TASK BRIEF:
Identify the lines that include the word "name", then copy all of them.

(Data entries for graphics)
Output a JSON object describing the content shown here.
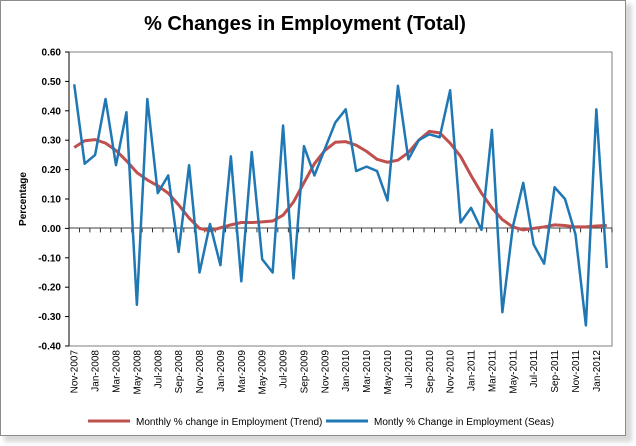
{
  "chart_data": {
    "type": "line",
    "title": "% Changes in Employment (Total)",
    "xlabel": "",
    "ylabel": "Percentage",
    "ylim": [
      -0.4,
      0.6
    ],
    "y_ticks": [
      "0.60",
      "0.50",
      "0.40",
      "0.30",
      "0.20",
      "0.10",
      "0.00",
      "-0.10",
      "-0.20",
      "-0.30",
      "-0.40"
    ],
    "x_tick_labels": [
      "Nov-2007",
      "Jan-2008",
      "Mar-2008",
      "May-2008",
      "Jul-2008",
      "Sep-2008",
      "Nov-2008",
      "Jan-2009",
      "Mar-2009",
      "May-2009",
      "Jul-2009",
      "Sep-2009",
      "Nov-2009",
      "Jan-2010",
      "Mar-2010",
      "May-2010",
      "Jul-2010",
      "Sep-2010",
      "Nov-2010",
      "Jan-2011",
      "Mar-2011",
      "May-2011",
      "Jul-2011",
      "Sep-2011",
      "Nov-2011",
      "Jan-2012"
    ],
    "x": [
      "Nov-2007",
      "Dec-2007",
      "Jan-2008",
      "Feb-2008",
      "Mar-2008",
      "Apr-2008",
      "May-2008",
      "Jun-2008",
      "Jul-2008",
      "Aug-2008",
      "Sep-2008",
      "Oct-2008",
      "Nov-2008",
      "Dec-2008",
      "Jan-2009",
      "Feb-2009",
      "Mar-2009",
      "Apr-2009",
      "May-2009",
      "Jun-2009",
      "Jul-2009",
      "Aug-2009",
      "Sep-2009",
      "Oct-2009",
      "Nov-2009",
      "Dec-2009",
      "Jan-2010",
      "Feb-2010",
      "Mar-2010",
      "Apr-2010",
      "May-2010",
      "Jun-2010",
      "Jul-2010",
      "Aug-2010",
      "Sep-2010",
      "Oct-2010",
      "Nov-2010",
      "Dec-2010",
      "Jan-2011",
      "Feb-2011",
      "Mar-2011",
      "Apr-2011",
      "May-2011",
      "Jun-2011",
      "Jul-2011",
      "Aug-2011",
      "Sep-2011",
      "Oct-2011",
      "Nov-2011",
      "Dec-2011",
      "Jan-2012",
      "Feb-2012"
    ],
    "series": [
      {
        "name": "Monthly % change in Employment (Trend)",
        "color": "#c0504d",
        "values": [
          0.275,
          0.298,
          0.302,
          0.29,
          0.265,
          0.23,
          0.19,
          0.165,
          0.145,
          0.12,
          0.08,
          0.035,
          0.0,
          -0.008,
          0.002,
          0.012,
          0.02,
          0.02,
          0.022,
          0.025,
          0.045,
          0.09,
          0.155,
          0.22,
          0.265,
          0.293,
          0.295,
          0.283,
          0.262,
          0.235,
          0.225,
          0.232,
          0.258,
          0.3,
          0.33,
          0.325,
          0.29,
          0.245,
          0.18,
          0.12,
          0.07,
          0.03,
          0.005,
          -0.005,
          0.0,
          0.005,
          0.012,
          0.01,
          0.005,
          0.005,
          0.008,
          0.01
        ]
      },
      {
        "name": "Montly % Change in Employment (Seas)",
        "color": "#1f77b4",
        "values": [
          0.49,
          0.22,
          0.25,
          0.44,
          0.215,
          0.395,
          -0.26,
          0.44,
          0.12,
          0.18,
          -0.08,
          0.215,
          -0.15,
          0.015,
          -0.125,
          0.245,
          -0.18,
          0.26,
          -0.105,
          -0.15,
          0.35,
          -0.17,
          0.28,
          0.18,
          0.27,
          0.36,
          0.405,
          0.195,
          0.21,
          0.195,
          0.095,
          0.485,
          0.235,
          0.3,
          0.32,
          0.31,
          0.47,
          0.02,
          0.07,
          -0.005,
          0.335,
          -0.285,
          0.005,
          0.155,
          -0.055,
          -0.12,
          0.14,
          0.1,
          -0.02,
          -0.33,
          0.405,
          -0.135
        ]
      }
    ]
  }
}
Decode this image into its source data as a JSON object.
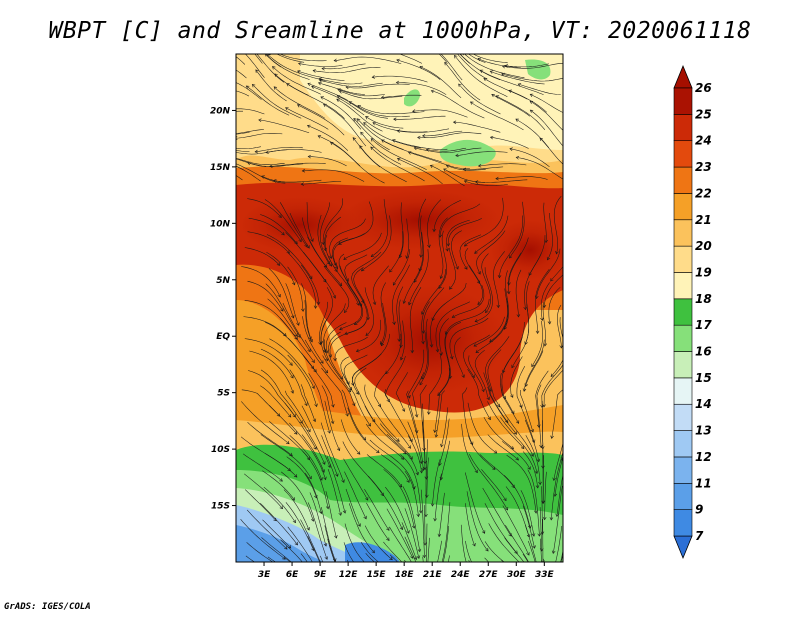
{
  "title": "WBPT [C] and Sreamline at 1000hPa, VT: 2020061118",
  "footer": "GrADS: IGES/COLA",
  "map": {
    "lon_range": [
      0,
      35
    ],
    "lat_range": [
      -20,
      25
    ],
    "lat_ticks": [
      "20N",
      "15N",
      "10N",
      "5N",
      "EQ",
      "5S",
      "10S",
      "15S"
    ],
    "lat_tick_values": [
      20,
      15,
      10,
      5,
      0,
      -5,
      -10,
      -15
    ],
    "lon_ticks": [
      "3E",
      "6E",
      "9E",
      "12E",
      "15E",
      "18E",
      "21E",
      "24E",
      "27E",
      "30E",
      "33E"
    ],
    "lon_tick_values": [
      3,
      6,
      9,
      12,
      15,
      18,
      21,
      24,
      27,
      30,
      33
    ]
  },
  "colorbar": {
    "labels": [
      "7",
      "9",
      "11",
      "12",
      "13",
      "14",
      "15",
      "16",
      "17",
      "18",
      "19",
      "20",
      "21",
      "22",
      "23",
      "24",
      "25",
      "26"
    ],
    "colors": [
      "#2b6fd6",
      "#3f8ae3",
      "#5b9fe8",
      "#7bb3ee",
      "#9fc9f3",
      "#c2dcf6",
      "#e6f5f5",
      "#c8efb8",
      "#86e07a",
      "#3fc13f",
      "#fff3b8",
      "#ffdc8a",
      "#fbc25c",
      "#f5a027",
      "#ef7514",
      "#e34a0d",
      "#cc2a07",
      "#aa1202",
      "#a50f00"
    ]
  }
}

THE OUTPUT:
        "name": "Monthly % change in Employment (Trend)",
        "name": "Montly % Change in Employment (Seas)",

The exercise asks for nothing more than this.